Figure data in JSON:
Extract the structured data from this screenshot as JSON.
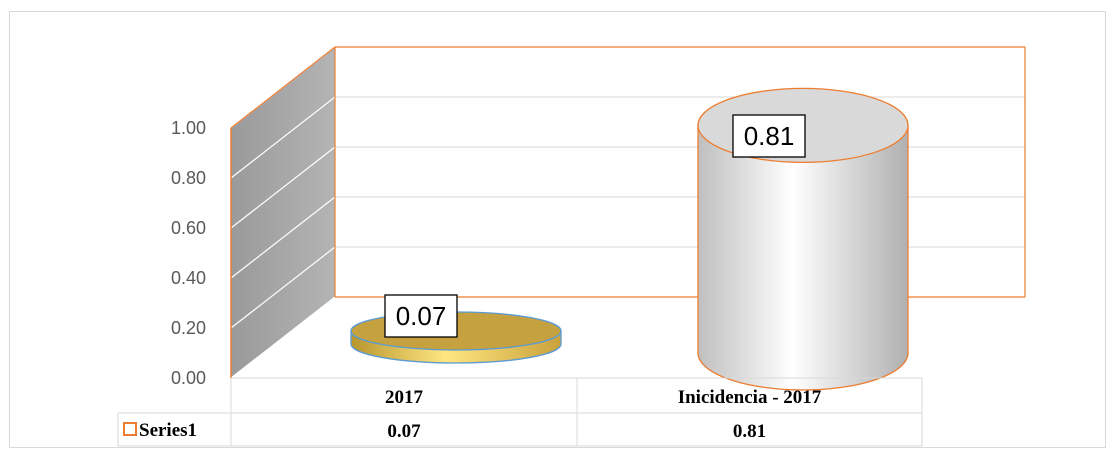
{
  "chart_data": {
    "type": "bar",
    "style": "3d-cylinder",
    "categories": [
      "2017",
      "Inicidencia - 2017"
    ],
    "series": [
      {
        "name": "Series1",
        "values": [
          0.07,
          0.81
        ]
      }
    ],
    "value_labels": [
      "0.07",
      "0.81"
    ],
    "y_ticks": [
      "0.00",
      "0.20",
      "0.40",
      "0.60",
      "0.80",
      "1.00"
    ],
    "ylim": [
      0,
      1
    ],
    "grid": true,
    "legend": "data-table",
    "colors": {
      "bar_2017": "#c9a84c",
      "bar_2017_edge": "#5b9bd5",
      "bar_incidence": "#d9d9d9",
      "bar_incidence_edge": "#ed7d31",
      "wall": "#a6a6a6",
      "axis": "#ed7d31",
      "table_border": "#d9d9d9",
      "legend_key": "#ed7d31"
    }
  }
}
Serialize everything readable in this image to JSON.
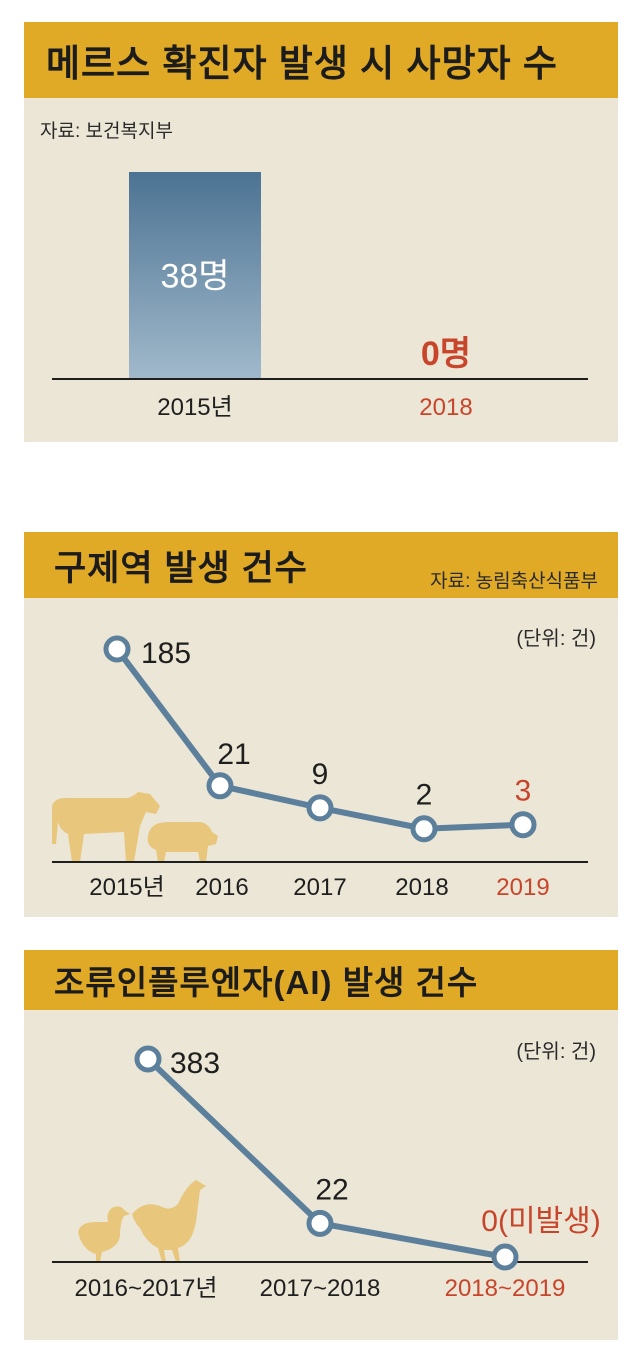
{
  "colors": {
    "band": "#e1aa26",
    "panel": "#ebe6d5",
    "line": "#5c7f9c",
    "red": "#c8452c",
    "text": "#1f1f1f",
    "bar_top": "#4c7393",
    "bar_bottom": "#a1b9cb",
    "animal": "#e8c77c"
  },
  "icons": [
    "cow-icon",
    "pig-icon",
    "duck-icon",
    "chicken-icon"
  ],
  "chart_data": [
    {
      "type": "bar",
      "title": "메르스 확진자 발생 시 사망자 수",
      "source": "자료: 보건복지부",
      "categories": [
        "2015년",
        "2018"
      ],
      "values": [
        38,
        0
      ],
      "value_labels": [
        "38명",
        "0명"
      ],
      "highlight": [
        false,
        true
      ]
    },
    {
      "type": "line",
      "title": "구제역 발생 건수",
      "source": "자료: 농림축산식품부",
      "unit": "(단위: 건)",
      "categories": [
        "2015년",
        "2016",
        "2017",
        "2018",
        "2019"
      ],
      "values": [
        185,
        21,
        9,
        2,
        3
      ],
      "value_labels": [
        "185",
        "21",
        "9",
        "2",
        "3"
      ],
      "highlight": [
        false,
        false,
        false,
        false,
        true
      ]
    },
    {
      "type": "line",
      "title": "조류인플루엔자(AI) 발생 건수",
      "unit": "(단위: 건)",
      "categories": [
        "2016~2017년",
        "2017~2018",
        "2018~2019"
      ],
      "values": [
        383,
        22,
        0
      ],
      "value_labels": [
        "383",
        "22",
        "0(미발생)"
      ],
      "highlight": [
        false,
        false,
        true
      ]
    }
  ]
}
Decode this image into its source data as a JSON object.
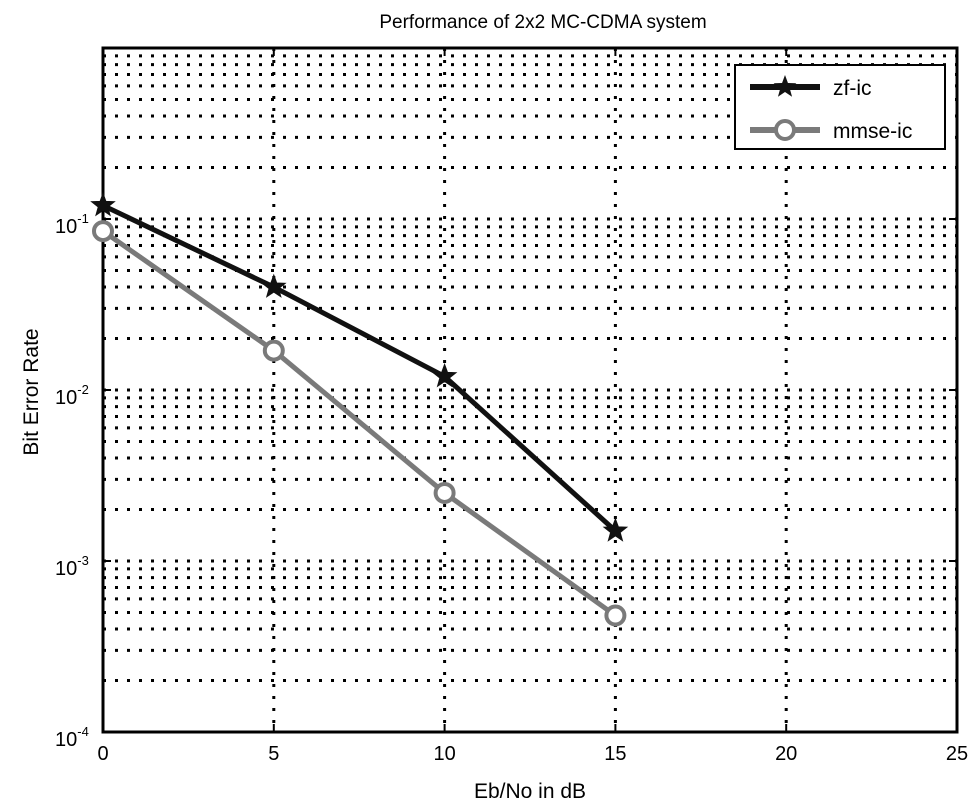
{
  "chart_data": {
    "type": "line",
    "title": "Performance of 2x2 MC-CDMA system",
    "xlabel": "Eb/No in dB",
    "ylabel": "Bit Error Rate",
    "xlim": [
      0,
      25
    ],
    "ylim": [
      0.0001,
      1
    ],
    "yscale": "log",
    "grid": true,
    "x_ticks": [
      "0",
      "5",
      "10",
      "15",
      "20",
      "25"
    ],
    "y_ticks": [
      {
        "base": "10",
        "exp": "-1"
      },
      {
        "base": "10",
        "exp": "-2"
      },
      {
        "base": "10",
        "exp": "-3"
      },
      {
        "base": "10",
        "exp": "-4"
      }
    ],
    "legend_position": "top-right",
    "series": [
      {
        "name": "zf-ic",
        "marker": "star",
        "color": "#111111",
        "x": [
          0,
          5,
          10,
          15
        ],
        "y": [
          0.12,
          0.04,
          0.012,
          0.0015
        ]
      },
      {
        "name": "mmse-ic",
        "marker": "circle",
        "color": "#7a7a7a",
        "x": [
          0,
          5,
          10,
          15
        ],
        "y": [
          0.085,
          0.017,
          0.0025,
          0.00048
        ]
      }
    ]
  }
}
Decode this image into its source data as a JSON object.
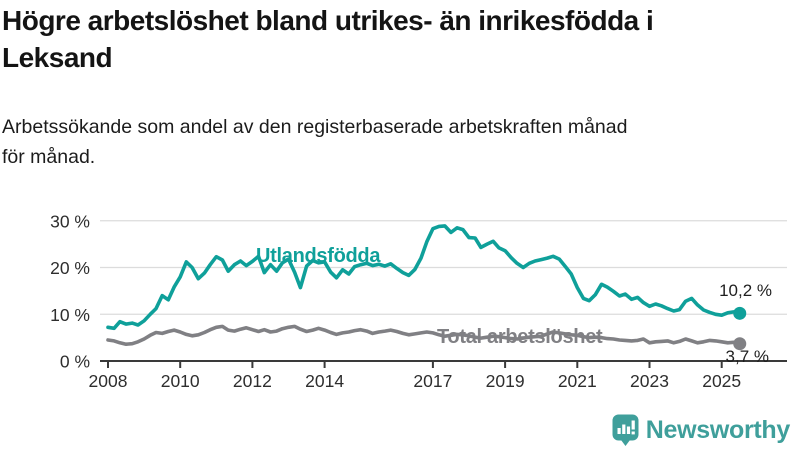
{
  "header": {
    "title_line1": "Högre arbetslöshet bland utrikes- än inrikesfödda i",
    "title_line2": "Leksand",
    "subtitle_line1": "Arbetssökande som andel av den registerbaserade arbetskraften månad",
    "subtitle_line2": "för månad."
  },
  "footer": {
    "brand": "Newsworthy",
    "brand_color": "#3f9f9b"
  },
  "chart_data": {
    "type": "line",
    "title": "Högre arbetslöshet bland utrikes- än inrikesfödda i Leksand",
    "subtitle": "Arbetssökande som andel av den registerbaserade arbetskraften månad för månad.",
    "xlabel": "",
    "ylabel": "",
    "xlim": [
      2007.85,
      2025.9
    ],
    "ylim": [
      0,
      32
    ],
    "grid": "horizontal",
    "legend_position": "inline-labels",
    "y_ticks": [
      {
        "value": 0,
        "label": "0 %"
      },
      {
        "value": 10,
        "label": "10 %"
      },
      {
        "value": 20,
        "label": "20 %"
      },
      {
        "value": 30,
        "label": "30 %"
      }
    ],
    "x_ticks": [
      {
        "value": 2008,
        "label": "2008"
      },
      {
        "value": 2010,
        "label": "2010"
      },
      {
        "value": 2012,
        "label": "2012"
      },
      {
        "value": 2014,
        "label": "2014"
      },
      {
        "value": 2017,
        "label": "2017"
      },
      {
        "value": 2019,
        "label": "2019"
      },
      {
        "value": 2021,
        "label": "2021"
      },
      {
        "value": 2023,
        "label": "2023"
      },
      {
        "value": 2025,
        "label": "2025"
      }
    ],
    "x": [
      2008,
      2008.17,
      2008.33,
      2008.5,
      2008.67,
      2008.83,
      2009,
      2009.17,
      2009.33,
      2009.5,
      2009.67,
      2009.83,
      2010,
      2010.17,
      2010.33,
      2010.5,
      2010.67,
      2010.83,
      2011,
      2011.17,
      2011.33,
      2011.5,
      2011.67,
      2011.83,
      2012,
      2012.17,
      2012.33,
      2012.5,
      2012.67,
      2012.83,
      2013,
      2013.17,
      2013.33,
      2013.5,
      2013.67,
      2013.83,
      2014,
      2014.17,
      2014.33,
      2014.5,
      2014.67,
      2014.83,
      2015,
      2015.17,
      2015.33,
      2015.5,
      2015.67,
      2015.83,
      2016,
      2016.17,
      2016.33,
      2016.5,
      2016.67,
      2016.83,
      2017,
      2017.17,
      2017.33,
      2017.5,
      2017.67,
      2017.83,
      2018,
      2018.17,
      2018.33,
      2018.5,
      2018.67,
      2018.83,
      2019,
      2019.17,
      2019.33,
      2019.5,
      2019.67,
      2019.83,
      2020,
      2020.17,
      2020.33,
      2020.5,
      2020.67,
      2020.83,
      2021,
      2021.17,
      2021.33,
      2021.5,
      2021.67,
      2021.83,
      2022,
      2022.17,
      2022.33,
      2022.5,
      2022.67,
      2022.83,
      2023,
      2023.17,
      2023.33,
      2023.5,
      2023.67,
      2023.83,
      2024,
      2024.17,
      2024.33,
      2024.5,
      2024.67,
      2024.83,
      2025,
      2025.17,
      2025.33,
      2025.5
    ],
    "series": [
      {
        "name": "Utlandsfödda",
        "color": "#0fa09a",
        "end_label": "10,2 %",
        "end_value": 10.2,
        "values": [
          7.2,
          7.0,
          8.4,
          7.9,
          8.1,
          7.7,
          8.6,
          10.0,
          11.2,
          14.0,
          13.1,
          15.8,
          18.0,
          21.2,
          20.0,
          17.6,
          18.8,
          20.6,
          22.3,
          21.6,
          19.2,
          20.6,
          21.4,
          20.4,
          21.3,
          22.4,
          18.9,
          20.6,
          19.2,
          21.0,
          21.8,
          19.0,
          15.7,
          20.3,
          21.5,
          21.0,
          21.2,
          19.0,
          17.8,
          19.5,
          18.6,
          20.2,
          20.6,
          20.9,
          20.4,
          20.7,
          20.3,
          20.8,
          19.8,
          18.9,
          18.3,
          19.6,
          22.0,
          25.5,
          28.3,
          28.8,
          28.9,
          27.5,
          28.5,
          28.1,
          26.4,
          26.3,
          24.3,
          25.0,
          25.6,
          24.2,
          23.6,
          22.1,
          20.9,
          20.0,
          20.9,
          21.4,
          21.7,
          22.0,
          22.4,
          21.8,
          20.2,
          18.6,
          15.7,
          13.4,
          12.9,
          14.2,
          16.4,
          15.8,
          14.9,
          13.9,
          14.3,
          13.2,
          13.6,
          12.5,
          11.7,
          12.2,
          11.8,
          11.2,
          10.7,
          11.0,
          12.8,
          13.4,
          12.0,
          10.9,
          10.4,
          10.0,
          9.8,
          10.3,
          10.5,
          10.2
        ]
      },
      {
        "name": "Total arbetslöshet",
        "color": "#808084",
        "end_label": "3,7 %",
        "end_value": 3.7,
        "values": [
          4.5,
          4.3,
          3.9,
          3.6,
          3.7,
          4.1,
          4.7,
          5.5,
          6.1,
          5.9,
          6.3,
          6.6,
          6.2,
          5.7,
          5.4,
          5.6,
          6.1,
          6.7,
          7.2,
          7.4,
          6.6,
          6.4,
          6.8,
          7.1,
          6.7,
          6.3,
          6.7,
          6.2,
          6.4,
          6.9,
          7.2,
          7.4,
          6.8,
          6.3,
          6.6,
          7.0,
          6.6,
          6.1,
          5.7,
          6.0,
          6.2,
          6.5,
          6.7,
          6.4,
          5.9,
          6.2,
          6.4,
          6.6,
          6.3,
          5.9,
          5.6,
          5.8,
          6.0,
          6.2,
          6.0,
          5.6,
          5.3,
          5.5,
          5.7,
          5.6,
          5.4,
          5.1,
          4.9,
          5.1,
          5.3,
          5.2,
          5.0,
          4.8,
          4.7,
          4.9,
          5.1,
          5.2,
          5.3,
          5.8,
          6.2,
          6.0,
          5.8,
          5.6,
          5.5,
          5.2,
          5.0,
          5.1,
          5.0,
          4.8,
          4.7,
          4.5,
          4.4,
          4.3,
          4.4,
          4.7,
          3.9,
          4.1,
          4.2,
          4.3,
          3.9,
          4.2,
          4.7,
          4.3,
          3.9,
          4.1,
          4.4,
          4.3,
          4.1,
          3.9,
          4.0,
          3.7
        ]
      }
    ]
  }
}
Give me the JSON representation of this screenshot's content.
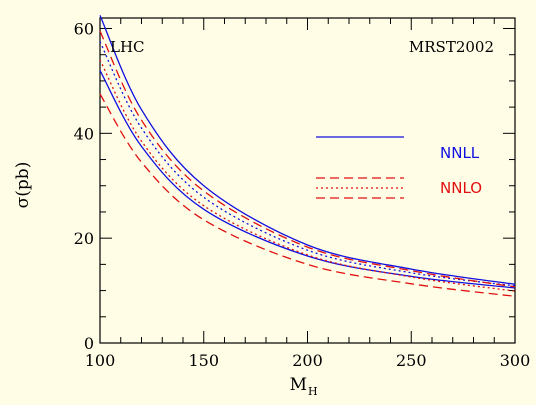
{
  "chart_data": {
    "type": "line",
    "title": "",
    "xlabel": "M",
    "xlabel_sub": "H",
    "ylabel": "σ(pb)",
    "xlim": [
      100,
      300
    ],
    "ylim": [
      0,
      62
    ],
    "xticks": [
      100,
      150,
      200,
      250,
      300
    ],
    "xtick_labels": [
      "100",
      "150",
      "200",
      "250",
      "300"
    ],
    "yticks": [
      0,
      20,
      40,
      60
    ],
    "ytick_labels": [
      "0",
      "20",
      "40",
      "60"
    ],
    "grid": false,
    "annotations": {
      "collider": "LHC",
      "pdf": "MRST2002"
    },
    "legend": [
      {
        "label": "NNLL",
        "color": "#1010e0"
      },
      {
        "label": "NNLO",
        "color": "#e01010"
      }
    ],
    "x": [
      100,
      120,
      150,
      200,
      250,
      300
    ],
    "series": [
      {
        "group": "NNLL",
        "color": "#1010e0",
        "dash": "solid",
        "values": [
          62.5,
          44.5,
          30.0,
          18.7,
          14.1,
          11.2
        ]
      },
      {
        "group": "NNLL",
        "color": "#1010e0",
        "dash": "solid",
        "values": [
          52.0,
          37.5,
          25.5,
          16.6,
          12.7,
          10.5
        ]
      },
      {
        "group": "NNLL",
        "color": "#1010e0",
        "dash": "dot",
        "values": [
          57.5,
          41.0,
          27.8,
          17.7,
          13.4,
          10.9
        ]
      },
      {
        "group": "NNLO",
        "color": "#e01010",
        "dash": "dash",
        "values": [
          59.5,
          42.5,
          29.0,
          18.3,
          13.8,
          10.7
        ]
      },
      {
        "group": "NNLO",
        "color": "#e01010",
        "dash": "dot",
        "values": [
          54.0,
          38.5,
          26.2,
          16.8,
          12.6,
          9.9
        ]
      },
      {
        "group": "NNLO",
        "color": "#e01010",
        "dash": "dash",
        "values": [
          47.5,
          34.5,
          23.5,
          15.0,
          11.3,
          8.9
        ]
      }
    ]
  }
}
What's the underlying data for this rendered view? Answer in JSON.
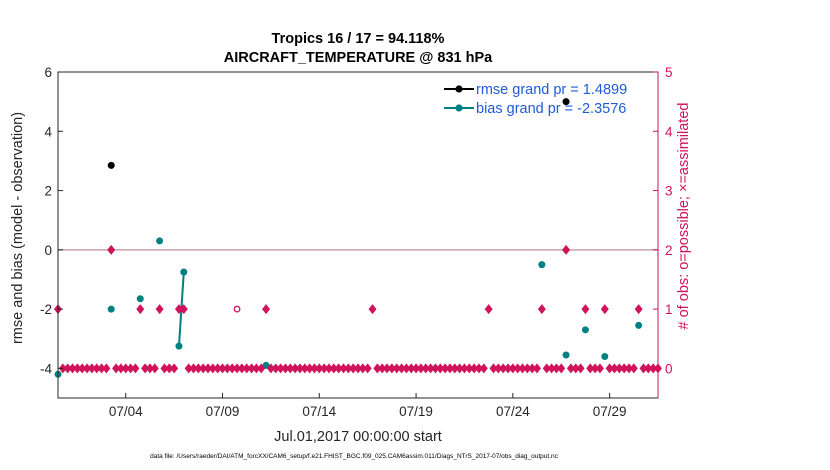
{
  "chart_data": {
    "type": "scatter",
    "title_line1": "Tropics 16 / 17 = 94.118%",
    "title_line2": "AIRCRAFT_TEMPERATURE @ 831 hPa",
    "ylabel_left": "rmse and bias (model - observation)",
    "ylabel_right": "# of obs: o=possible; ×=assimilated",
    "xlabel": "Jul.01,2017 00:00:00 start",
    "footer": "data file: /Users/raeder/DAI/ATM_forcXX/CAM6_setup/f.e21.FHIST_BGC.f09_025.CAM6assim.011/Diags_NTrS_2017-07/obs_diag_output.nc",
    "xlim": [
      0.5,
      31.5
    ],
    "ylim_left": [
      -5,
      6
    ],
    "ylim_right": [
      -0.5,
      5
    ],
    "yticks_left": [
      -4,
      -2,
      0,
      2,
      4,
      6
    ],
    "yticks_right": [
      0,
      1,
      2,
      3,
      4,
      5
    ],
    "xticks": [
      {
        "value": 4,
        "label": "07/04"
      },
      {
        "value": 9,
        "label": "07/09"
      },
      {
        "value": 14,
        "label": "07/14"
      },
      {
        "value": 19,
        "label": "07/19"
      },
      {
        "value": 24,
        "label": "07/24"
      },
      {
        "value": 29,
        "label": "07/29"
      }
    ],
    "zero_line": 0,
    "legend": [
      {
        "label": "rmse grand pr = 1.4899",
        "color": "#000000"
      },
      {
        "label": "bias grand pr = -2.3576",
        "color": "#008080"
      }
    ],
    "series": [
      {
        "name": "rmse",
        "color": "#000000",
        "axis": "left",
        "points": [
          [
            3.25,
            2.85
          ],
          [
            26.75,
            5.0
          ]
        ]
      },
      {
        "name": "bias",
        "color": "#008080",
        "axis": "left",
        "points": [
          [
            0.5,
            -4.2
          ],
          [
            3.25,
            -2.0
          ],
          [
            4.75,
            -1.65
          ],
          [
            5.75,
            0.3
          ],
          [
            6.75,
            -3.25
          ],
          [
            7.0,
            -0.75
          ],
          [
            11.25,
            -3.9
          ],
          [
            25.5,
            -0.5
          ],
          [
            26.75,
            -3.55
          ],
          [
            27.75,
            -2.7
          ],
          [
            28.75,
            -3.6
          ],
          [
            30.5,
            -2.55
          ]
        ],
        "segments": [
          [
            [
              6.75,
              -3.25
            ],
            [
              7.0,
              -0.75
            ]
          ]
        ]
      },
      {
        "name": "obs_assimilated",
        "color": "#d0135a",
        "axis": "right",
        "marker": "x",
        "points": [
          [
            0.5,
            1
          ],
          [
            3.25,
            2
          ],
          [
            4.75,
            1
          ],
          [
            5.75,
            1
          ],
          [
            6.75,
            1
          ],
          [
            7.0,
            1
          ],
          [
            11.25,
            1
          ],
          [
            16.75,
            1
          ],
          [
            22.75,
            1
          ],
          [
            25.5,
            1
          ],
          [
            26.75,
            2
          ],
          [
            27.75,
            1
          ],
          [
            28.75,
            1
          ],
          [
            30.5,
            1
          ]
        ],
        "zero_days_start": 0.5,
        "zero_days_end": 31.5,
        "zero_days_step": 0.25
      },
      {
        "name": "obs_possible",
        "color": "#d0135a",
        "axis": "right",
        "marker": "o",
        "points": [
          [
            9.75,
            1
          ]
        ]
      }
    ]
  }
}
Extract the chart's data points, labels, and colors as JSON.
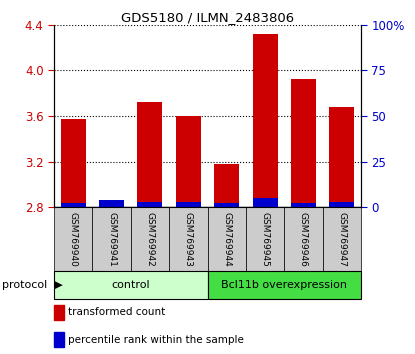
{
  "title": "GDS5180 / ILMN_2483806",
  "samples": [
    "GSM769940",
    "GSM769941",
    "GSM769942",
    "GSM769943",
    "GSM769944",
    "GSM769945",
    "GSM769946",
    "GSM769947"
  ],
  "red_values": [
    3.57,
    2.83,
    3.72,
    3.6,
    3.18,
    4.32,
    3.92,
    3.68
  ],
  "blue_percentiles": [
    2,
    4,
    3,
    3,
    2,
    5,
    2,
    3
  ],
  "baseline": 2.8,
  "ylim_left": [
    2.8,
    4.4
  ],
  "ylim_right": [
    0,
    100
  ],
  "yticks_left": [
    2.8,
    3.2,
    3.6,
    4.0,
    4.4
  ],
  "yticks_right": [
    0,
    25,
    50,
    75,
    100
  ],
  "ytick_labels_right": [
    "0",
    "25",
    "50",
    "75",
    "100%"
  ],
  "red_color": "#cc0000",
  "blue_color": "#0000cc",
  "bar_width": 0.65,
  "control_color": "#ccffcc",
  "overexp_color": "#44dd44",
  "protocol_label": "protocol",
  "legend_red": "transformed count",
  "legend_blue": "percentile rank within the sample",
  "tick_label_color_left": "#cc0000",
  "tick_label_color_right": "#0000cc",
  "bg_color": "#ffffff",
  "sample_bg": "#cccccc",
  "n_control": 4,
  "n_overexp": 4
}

■ DIRECTIONS: Every line holding "Arbetssökande" should be copied out.

■ SOLUTION FOR THIS PROBLEM:
    "subtitle_line1": "Arbetssökande som andel av den registerbaserade arbetskraften månad",
    "subtitle": "Arbetssökande som andel av den registerbaserade arbetskraften månad för månad.",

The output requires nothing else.